## Written task
Please repeat all of the listing exactly.

## Supplied entries
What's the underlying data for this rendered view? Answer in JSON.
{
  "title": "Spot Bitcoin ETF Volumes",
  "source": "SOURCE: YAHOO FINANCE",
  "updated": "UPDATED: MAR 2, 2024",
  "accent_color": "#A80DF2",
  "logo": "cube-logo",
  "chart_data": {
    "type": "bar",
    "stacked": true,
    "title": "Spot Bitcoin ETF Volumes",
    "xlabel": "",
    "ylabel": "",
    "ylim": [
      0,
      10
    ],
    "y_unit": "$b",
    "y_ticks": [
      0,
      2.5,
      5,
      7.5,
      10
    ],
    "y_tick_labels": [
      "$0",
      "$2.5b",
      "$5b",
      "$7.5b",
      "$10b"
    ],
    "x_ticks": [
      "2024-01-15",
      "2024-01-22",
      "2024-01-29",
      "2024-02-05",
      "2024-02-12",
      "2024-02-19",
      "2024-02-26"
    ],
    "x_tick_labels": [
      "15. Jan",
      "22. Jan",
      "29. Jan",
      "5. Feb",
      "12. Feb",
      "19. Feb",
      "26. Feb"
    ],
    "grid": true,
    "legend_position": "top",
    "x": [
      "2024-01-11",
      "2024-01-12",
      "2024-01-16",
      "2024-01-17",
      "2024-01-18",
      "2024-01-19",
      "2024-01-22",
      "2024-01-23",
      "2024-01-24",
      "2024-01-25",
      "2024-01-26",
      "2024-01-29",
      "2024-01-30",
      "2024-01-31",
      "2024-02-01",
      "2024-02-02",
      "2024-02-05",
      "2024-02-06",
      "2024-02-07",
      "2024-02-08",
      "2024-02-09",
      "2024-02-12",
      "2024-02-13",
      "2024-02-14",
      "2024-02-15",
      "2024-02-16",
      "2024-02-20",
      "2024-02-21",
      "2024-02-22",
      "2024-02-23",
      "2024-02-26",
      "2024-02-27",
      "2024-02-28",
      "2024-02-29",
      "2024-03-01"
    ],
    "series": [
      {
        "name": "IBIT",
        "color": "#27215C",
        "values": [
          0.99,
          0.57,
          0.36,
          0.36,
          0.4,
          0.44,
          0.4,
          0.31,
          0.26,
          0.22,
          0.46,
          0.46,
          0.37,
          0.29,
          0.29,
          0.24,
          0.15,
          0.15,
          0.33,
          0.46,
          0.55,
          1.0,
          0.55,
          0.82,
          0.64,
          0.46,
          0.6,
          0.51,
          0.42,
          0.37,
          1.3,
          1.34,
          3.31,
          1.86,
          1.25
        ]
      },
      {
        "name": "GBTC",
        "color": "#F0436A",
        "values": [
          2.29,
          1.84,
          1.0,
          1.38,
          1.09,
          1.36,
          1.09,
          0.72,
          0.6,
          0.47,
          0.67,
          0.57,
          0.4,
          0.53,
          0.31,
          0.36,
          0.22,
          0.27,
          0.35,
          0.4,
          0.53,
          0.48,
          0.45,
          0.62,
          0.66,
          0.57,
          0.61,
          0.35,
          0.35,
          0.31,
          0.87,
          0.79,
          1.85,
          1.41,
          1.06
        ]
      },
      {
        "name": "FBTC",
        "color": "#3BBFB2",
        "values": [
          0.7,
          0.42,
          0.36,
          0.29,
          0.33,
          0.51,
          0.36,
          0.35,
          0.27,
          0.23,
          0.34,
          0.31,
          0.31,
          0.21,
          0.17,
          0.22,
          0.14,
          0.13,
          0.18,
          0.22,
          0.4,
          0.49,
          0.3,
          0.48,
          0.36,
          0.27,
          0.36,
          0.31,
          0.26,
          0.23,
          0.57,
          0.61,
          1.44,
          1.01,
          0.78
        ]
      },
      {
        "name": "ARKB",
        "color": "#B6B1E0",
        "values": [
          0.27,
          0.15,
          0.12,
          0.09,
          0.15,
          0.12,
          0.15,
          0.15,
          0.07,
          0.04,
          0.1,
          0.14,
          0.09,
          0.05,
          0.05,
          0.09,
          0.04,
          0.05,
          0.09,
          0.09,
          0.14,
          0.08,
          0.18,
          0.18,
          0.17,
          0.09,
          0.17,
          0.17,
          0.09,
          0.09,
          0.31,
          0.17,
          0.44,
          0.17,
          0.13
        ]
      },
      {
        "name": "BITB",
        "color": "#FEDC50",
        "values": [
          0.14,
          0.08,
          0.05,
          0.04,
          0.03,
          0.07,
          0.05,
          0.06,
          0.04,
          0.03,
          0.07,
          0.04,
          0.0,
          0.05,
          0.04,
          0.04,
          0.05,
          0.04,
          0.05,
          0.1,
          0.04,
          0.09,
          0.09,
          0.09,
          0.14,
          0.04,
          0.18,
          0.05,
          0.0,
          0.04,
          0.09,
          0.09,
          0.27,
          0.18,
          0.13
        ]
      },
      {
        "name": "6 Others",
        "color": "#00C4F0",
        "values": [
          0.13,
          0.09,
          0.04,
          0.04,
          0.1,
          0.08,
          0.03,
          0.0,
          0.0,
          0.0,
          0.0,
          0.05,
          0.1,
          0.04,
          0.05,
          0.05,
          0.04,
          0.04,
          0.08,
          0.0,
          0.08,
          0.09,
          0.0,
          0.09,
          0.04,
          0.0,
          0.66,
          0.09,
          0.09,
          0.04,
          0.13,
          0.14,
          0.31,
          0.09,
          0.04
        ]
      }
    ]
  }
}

## Reply to the exercise
What's the underlying data for this rendered view? Answer in JSON.
{
  "title": "Spot Bitcoin ETF Volumes",
  "source": "SOURCE: YAHOO FINANCE",
  "updated": "UPDATED: MAR 2, 2024",
  "accent_color": "#A80DF2",
  "logo": "cube-logo",
  "chart_data": {
    "type": "bar",
    "stacked": true,
    "title": "Spot Bitcoin ETF Volumes",
    "xlabel": "",
    "ylabel": "",
    "ylim": [
      0,
      10
    ],
    "y_unit": "$b",
    "y_ticks": [
      0,
      2.5,
      5,
      7.5,
      10
    ],
    "y_tick_labels": [
      "$0",
      "$2.5b",
      "$5b",
      "$7.5b",
      "$10b"
    ],
    "x_ticks": [
      "2024-01-15",
      "2024-01-22",
      "2024-01-29",
      "2024-02-05",
      "2024-02-12",
      "2024-02-19",
      "2024-02-26"
    ],
    "x_tick_labels": [
      "15. Jan",
      "22. Jan",
      "29. Jan",
      "5. Feb",
      "12. Feb",
      "19. Feb",
      "26. Feb"
    ],
    "grid": true,
    "legend_position": "top",
    "x": [
      "2024-01-11",
      "2024-01-12",
      "2024-01-16",
      "2024-01-17",
      "2024-01-18",
      "2024-01-19",
      "2024-01-22",
      "2024-01-23",
      "2024-01-24",
      "2024-01-25",
      "2024-01-26",
      "2024-01-29",
      "2024-01-30",
      "2024-01-31",
      "2024-02-01",
      "2024-02-02",
      "2024-02-05",
      "2024-02-06",
      "2024-02-07",
      "2024-02-08",
      "2024-02-09",
      "2024-02-12",
      "2024-02-13",
      "2024-02-14",
      "2024-02-15",
      "2024-02-16",
      "2024-02-20",
      "2024-02-21",
      "2024-02-22",
      "2024-02-23",
      "2024-02-26",
      "2024-02-27",
      "2024-02-28",
      "2024-02-29",
      "2024-03-01"
    ],
    "series": [
      {
        "name": "IBIT",
        "color": "#27215C",
        "values": [
          0.99,
          0.57,
          0.36,
          0.36,
          0.4,
          0.44,
          0.4,
          0.31,
          0.26,
          0.22,
          0.46,
          0.46,
          0.37,
          0.29,
          0.29,
          0.24,
          0.15,
          0.15,
          0.33,
          0.46,
          0.55,
          1.0,
          0.55,
          0.82,
          0.64,
          0.46,
          0.6,
          0.51,
          0.42,
          0.37,
          1.3,
          1.34,
          3.31,
          1.86,
          1.25
        ]
      },
      {
        "name": "GBTC",
        "color": "#F0436A",
        "values": [
          2.29,
          1.84,
          1.0,
          1.38,
          1.09,
          1.36,
          1.09,
          0.72,
          0.6,
          0.47,
          0.67,
          0.57,
          0.4,
          0.53,
          0.31,
          0.36,
          0.22,
          0.27,
          0.35,
          0.4,
          0.53,
          0.48,
          0.45,
          0.62,
          0.66,
          0.57,
          0.61,
          0.35,
          0.35,
          0.31,
          0.87,
          0.79,
          1.85,
          1.41,
          1.06
        ]
      },
      {
        "name": "FBTC",
        "color": "#3BBFB2",
        "values": [
          0.7,
          0.42,
          0.36,
          0.29,
          0.33,
          0.51,
          0.36,
          0.35,
          0.27,
          0.23,
          0.34,
          0.31,
          0.31,
          0.21,
          0.17,
          0.22,
          0.14,
          0.13,
          0.18,
          0.22,
          0.4,
          0.49,
          0.3,
          0.48,
          0.36,
          0.27,
          0.36,
          0.31,
          0.26,
          0.23,
          0.57,
          0.61,
          1.44,
          1.01,
          0.78
        ]
      },
      {
        "name": "ARKB",
        "color": "#B6B1E0",
        "values": [
          0.27,
          0.15,
          0.12,
          0.09,
          0.15,
          0.12,
          0.15,
          0.15,
          0.07,
          0.04,
          0.1,
          0.14,
          0.09,
          0.05,
          0.05,
          0.09,
          0.04,
          0.05,
          0.09,
          0.09,
          0.14,
          0.08,
          0.18,
          0.18,
          0.17,
          0.09,
          0.17,
          0.17,
          0.09,
          0.09,
          0.31,
          0.17,
          0.44,
          0.17,
          0.13
        ]
      },
      {
        "name": "BITB",
        "color": "#FEDC50",
        "values": [
          0.14,
          0.08,
          0.05,
          0.04,
          0.03,
          0.07,
          0.05,
          0.06,
          0.04,
          0.03,
          0.07,
          0.04,
          0.0,
          0.05,
          0.04,
          0.04,
          0.05,
          0.04,
          0.05,
          0.1,
          0.04,
          0.09,
          0.09,
          0.09,
          0.14,
          0.04,
          0.18,
          0.05,
          0.0,
          0.04,
          0.09,
          0.09,
          0.27,
          0.18,
          0.13
        ]
      },
      {
        "name": "6 Others",
        "color": "#00C4F0",
        "values": [
          0.13,
          0.09,
          0.04,
          0.04,
          0.1,
          0.08,
          0.03,
          0.0,
          0.0,
          0.0,
          0.0,
          0.05,
          0.1,
          0.04,
          0.05,
          0.05,
          0.04,
          0.04,
          0.08,
          0.0,
          0.08,
          0.09,
          0.0,
          0.09,
          0.04,
          0.0,
          0.66,
          0.09,
          0.09,
          0.04,
          0.13,
          0.14,
          0.31,
          0.09,
          0.04
        ]
      }
    ]
  }
}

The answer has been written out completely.